#### WHAT TO PRODUCE:
Would you quote every entry exactly, dropping only the pictures?

#### Figure contents as structured data:
────────────────
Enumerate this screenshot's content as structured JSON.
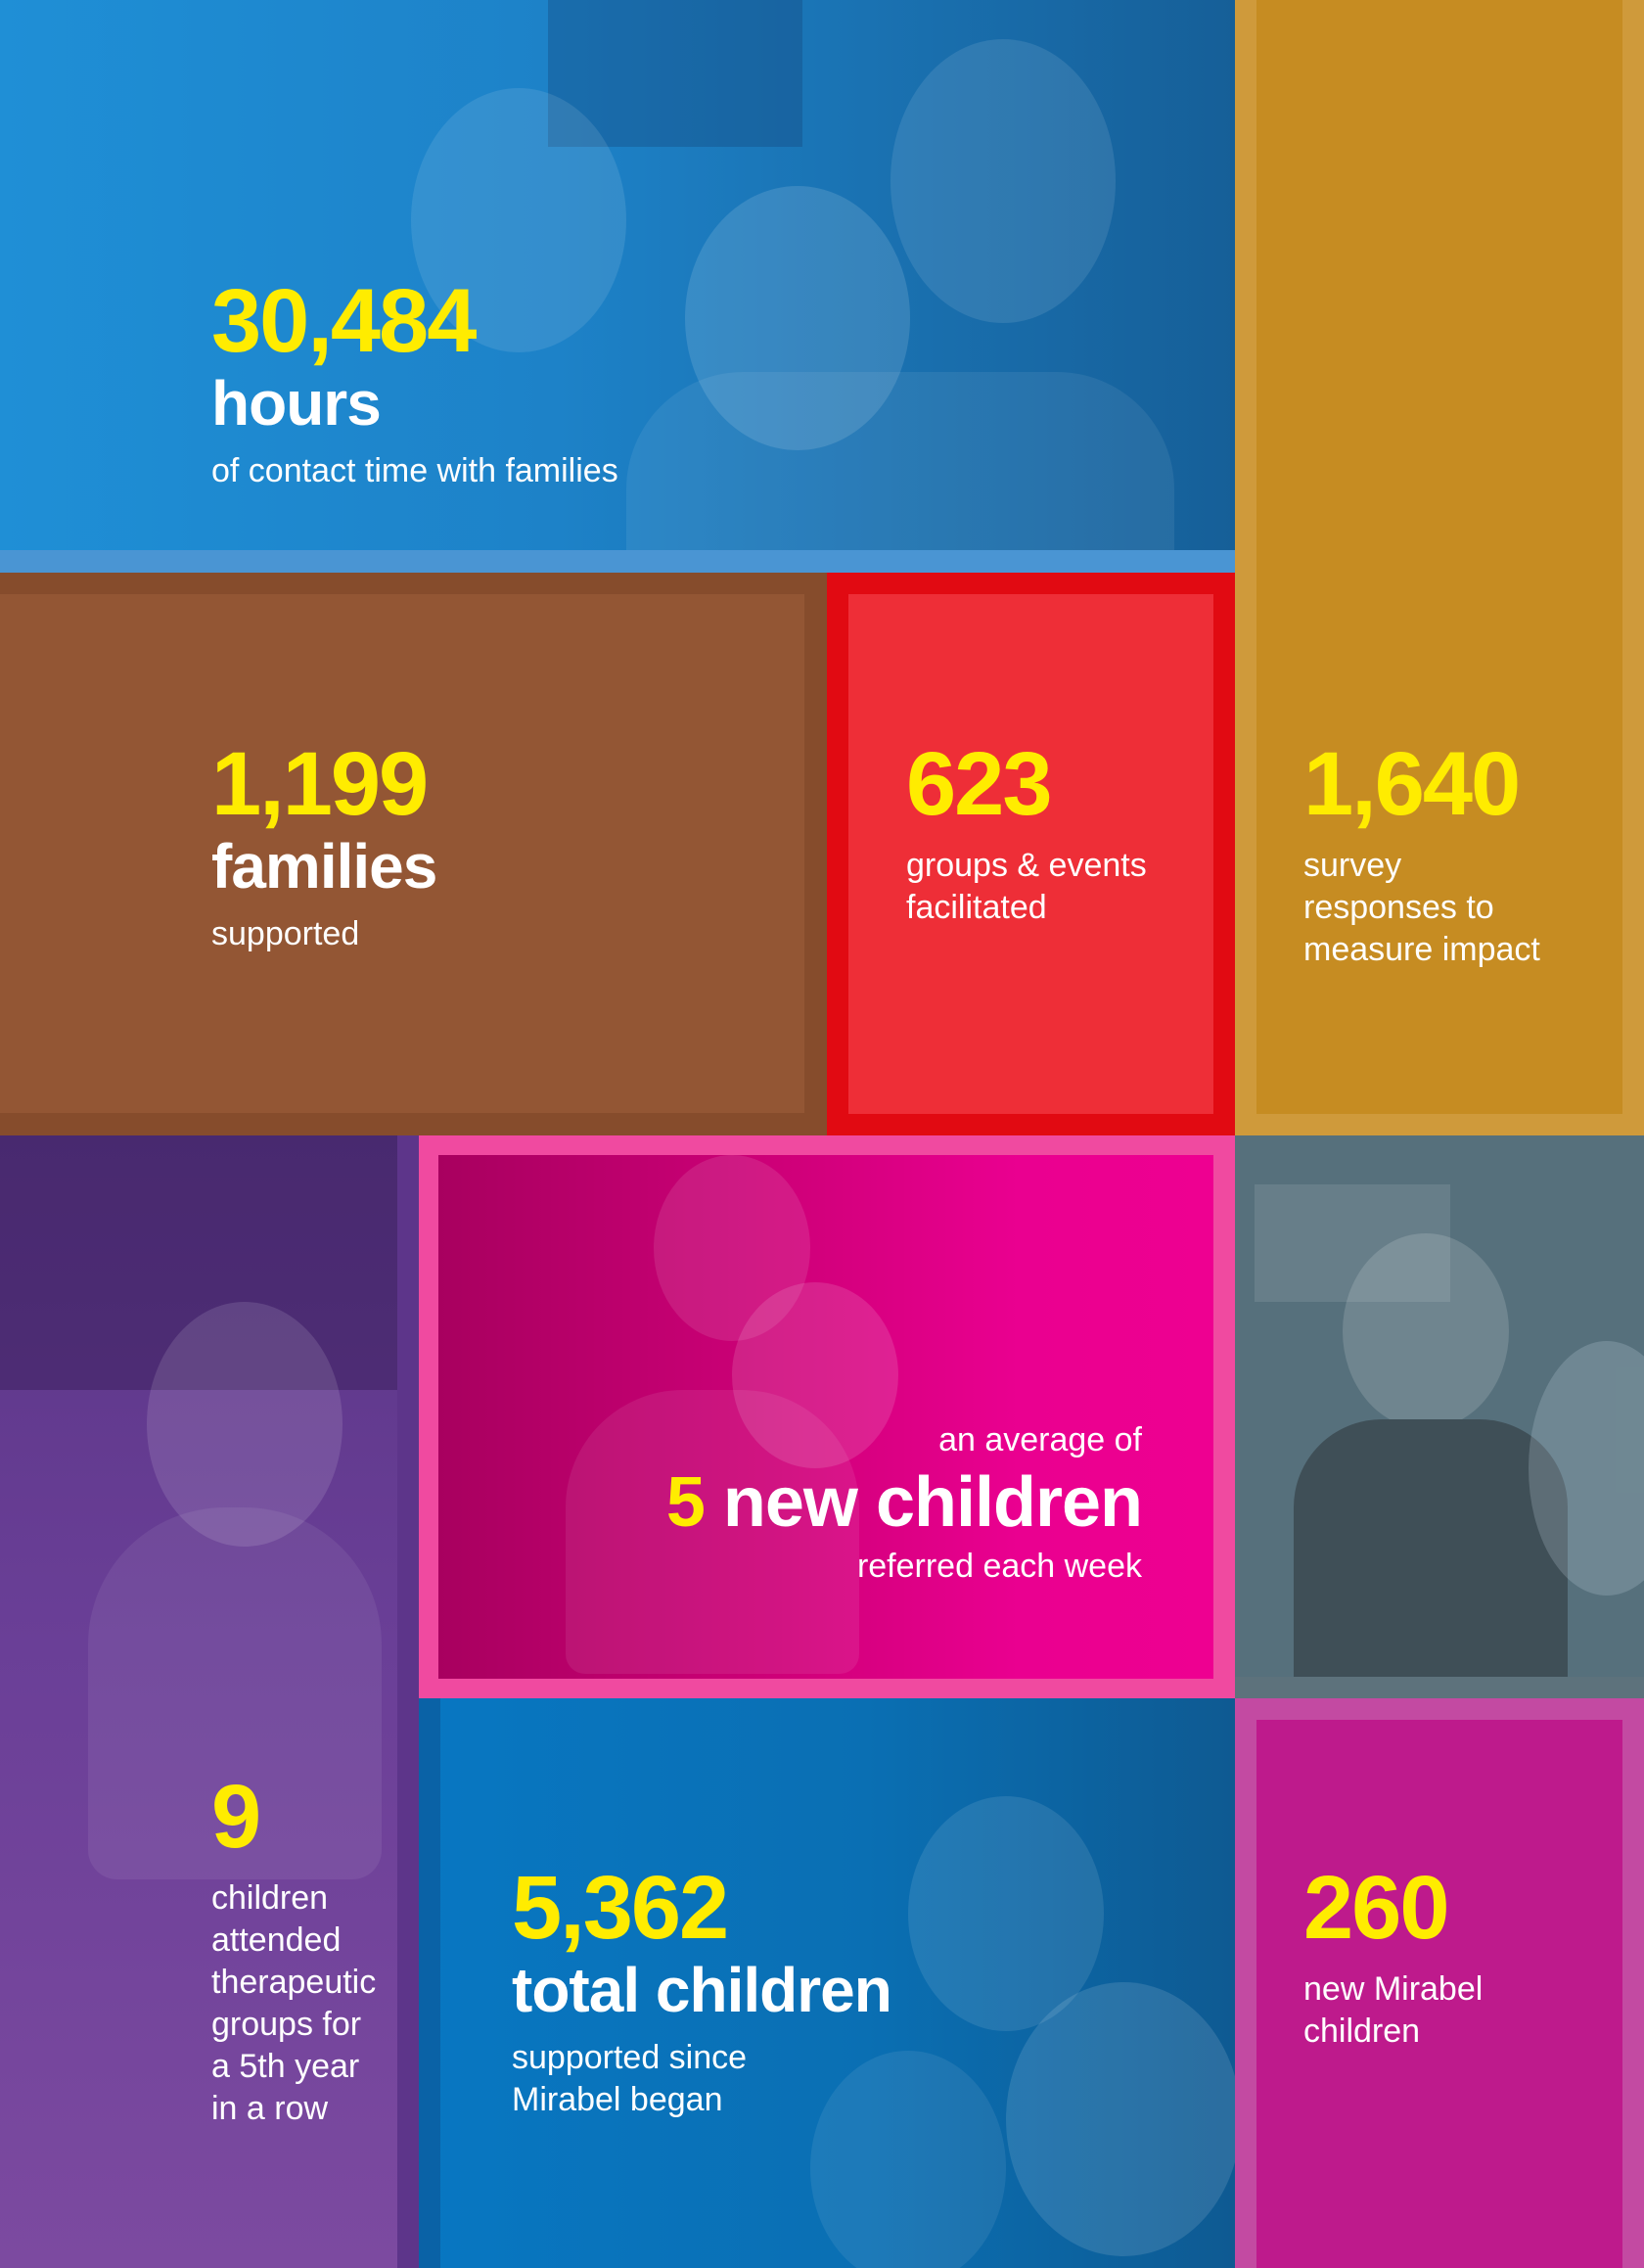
{
  "colors": {
    "highlight": "#ffec00",
    "blue_tile": "#1f86cc",
    "brown_tile": "#935634",
    "red_tile": "#ee2e37",
    "red_frame": "#e10a12",
    "gold_tile": "#c68c22",
    "gold_frame": "#cf9a3b",
    "purple_tile": "#6e3f97",
    "pink_tile": "#ea0090",
    "grey_tile": "#4d6570",
    "blue2_tile": "#0873bb",
    "magenta_tile": "#be1a8c"
  },
  "tiles": {
    "contact_hours": {
      "number": "30,484",
      "headline": "hours",
      "caption": "of contact time with families",
      "photo": "photo-three-girls-and-woman"
    },
    "families": {
      "number": "1,199",
      "headline": "families",
      "caption": "supported"
    },
    "groups_events": {
      "number": "623",
      "caption_line1": "groups & events",
      "caption_line2": "facilitated"
    },
    "survey": {
      "number": "1,640",
      "caption_line1": "survey",
      "caption_line2": "responses to",
      "caption_line3": "measure impact"
    },
    "photo_girl_purple": {
      "photo": "photo-girl-smiling-outdoors"
    },
    "new_children": {
      "intro": "an average of",
      "number": "5",
      "headline": "new children",
      "caption": "referred each week",
      "photo": "photo-two-children-playing"
    },
    "photo_girl_grey": {
      "photo": "photo-girl-on-verandah"
    },
    "therapeutic": {
      "number": "9",
      "caption_line1": "children",
      "caption_line2": "attended",
      "caption_line3": "therapeutic",
      "caption_line4": "groups for",
      "caption_line5": "a 5th year",
      "caption_line6": "in a row"
    },
    "total_children": {
      "number": "5,362",
      "headline": "total children",
      "caption_line1": "supported since",
      "caption_line2": "Mirabel began",
      "photo": "photo-group-of-smiling-children"
    },
    "new_mirabel": {
      "number": "260",
      "caption_line1": "new Mirabel",
      "caption_line2": "children"
    }
  }
}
────────────────
#### RESPONSE:
Enumerate this screenshot's content as structured JSON.
{
  "colors": {
    "highlight": "#ffec00",
    "blue_tile": "#1f86cc",
    "brown_tile": "#935634",
    "red_tile": "#ee2e37",
    "red_frame": "#e10a12",
    "gold_tile": "#c68c22",
    "gold_frame": "#cf9a3b",
    "purple_tile": "#6e3f97",
    "pink_tile": "#ea0090",
    "grey_tile": "#4d6570",
    "blue2_tile": "#0873bb",
    "magenta_tile": "#be1a8c"
  },
  "tiles": {
    "contact_hours": {
      "number": "30,484",
      "headline": "hours",
      "caption": "of contact time with families",
      "photo": "photo-three-girls-and-woman"
    },
    "families": {
      "number": "1,199",
      "headline": "families",
      "caption": "supported"
    },
    "groups_events": {
      "number": "623",
      "caption_line1": "groups & events",
      "caption_line2": "facilitated"
    },
    "survey": {
      "number": "1,640",
      "caption_line1": "survey",
      "caption_line2": "responses to",
      "caption_line3": "measure impact"
    },
    "photo_girl_purple": {
      "photo": "photo-girl-smiling-outdoors"
    },
    "new_children": {
      "intro": "an average of",
      "number": "5",
      "headline": "new children",
      "caption": "referred each week",
      "photo": "photo-two-children-playing"
    },
    "photo_girl_grey": {
      "photo": "photo-girl-on-verandah"
    },
    "therapeutic": {
      "number": "9",
      "caption_line1": "children",
      "caption_line2": "attended",
      "caption_line3": "therapeutic",
      "caption_line4": "groups for",
      "caption_line5": "a 5th year",
      "caption_line6": "in a row"
    },
    "total_children": {
      "number": "5,362",
      "headline": "total children",
      "caption_line1": "supported since",
      "caption_line2": "Mirabel began",
      "photo": "photo-group-of-smiling-children"
    },
    "new_mirabel": {
      "number": "260",
      "caption_line1": "new Mirabel",
      "caption_line2": "children"
    }
  }
}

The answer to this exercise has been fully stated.